** Begin Data listing **
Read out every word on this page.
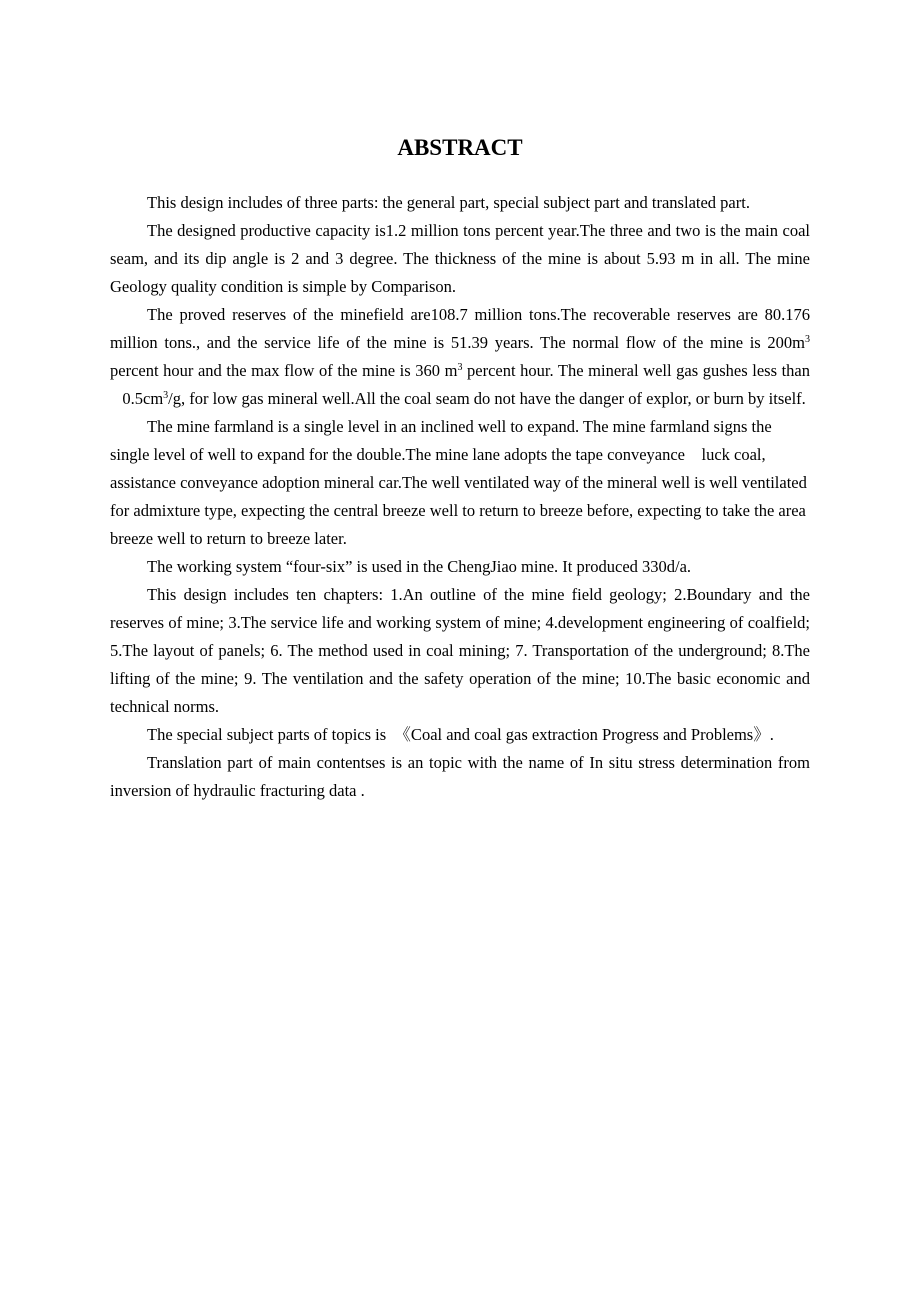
ABSTRACT

This design includes of three parts: the general part, special subject part and translated part.

The designed productive capacity is1.2 million tons percent year.The three and two is the main coal seam, and its dip angle is 2 and 3 degree. The thickness of the mine is about 5.93 m in all. The mine Geology quality condition is simple by Comparison.

The proved reserves of the minefield are108.7 million tons.The recoverable reserves are 80.176 million tons., and the service life of the mine is 51.39 years. The normal flow of the mine is $200m^3$ percent hour and the max flow of the mine is 360 $m^3$ percent hour. The mineral well gas gushes less than    $0.5cm^3/g$, for low gas mineral well.All the coal seam do not have the danger of explor, or burn by itself.

The mine farmland is a single level in an inclined well to expand. The mine farmland signs the single level of well to expand for the double.The mine lane adopts the tape conveyance    luck coal, assistance conveyance adoption mineral car.The well ventilated way of the mineral well is well ventilated for admixture type, expecting the central breeze well to return to breeze before, expecting to take the area breeze well to return to breeze later.

The working system “four-six” is used in the ChengJiao mine. It produced 330d/a.

This design includes ten chapters: 1.An outline of the mine field geology; 2.Boundary and the reserves of mine; 3.The service life and working system of mine; 4.development engineering of coalfield; 5.The layout of panels; 6. The method used in coal mining; 7. Transportation of the underground; 8.The lifting of the mine; 9. The ventilation and the safety operation of the mine; 10.The basic economic and technical norms.

The special subject parts of topics is  《Coal and coal gas extraction Progress and Problems》.

Translation part of main contentses is an topic with the name of In situ stress determination from inversion of hydraulic fracturing data .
** End Data listing **
→ **Directions**
Set out every line from the material that contains the string "reserves".

→ **Result for this task**
The proved reserves of the minefield are108.7 million tons.The recoverable reserves are 80.176 million tons., and the service life of the mine is 51.39 years. The normal flow of the mine is $200m^3$ percent hour and the max flow of the mine is 360 $m^3$ percent hour. The mineral well gas gushes less than    $0.5cm^3/g$, for low gas mineral well.All the coal seam do not have the danger of explor, or burn by itself.
This design includes ten chapters: 1.An outline of the mine field geology; 2.Boundary and the reserves of mine; 3.The service life and working system of mine; 4.development engineering of coalfield; 5.The layout of panels; 6. The method used in coal mining; 7. Transportation of the underground; 8.The lifting of the mine; 9. The ventilation and the safety operation of the mine; 10.The basic economic and technical norms.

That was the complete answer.